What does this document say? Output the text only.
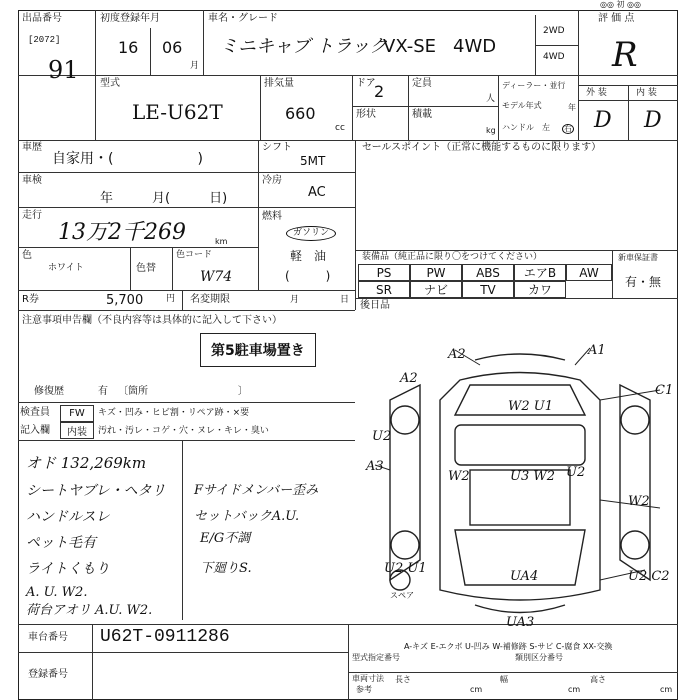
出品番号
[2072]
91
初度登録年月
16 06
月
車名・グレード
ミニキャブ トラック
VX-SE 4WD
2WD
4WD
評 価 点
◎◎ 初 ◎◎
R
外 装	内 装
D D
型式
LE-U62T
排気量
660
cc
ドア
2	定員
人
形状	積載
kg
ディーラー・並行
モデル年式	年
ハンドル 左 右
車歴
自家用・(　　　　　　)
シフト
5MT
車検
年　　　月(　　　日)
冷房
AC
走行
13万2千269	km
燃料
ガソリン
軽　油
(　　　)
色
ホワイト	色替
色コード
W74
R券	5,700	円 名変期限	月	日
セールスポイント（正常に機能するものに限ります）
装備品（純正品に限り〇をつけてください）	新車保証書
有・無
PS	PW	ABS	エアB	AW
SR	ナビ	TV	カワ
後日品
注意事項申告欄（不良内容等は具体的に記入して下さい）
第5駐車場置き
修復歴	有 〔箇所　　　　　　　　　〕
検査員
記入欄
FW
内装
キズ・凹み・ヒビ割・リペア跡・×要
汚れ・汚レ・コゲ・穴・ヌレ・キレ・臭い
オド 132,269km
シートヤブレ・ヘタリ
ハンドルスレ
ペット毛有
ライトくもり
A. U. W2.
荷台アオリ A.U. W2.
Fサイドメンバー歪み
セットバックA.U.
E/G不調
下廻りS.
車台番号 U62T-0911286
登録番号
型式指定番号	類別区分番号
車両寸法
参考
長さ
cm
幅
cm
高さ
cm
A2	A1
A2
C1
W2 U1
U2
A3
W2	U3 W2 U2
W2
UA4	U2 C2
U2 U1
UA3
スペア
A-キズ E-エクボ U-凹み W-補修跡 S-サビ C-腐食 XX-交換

### Given instruction
Reproduce each record above by retyping it exactly; omit all images.

### Solution to the problem
What does this document say? Output the text only.
出品番号
[2072]
91
初度登録年月
16 06
月
車名・グレード
ミニキャブ トラック
VX-SE 4WD
2WD
4WD
評 価 点
◎◎ 初 ◎◎
R
外 装	内 装
D D
型式
LE-U62T
排気量
660
cc
ドア
2	定員
人
形状	積載
kg
ディーラー・並行
モデル年式	年
ハンドル 左 右
車歴
自家用・(　　　　　　)
シフト
5MT
車検
年　　　月(　　　日)
冷房
AC
走行
13万2千269	km
燃料
ガソリン
軽　油
(　　　)
色
ホワイト	色替
色コード
W74
R券	5,700	円 名変期限	月	日
セールスポイント（正常に機能するものに限ります）
装備品（純正品に限り〇をつけてください）	新車保証書
有・無
PS	PW	ABS	エアB	AW
SR	ナビ	TV	カワ
後日品
注意事項申告欄（不良内容等は具体的に記入して下さい）
第5駐車場置き
修復歴	有 〔箇所　　　　　　　　　〕
検査員
記入欄
FW
内装
キズ・凹み・ヒビ割・リペア跡・×要
汚れ・汚レ・コゲ・穴・ヌレ・キレ・臭い
オド 132,269km
シートヤブレ・ヘタリ
ハンドルスレ
ペット毛有
ライトくもり
A. U. W2.
荷台アオリ A.U. W2.
Fサイドメンバー歪み
セットバックA.U.
E/G不調
下廻りS.
車台番号 U62T-0911286
登録番号
型式指定番号	類別区分番号
車両寸法
参考
長さ
cm
幅
cm
高さ
cm
A2	A1
A2
C1
W2 U1
U2
A3
W2	U3 W2 U2
W2
UA4	U2 C2
U2 U1
UA3
スペア
A-キズ E-エクボ U-凹み W-補修跡 S-サビ C-腐食 XX-交換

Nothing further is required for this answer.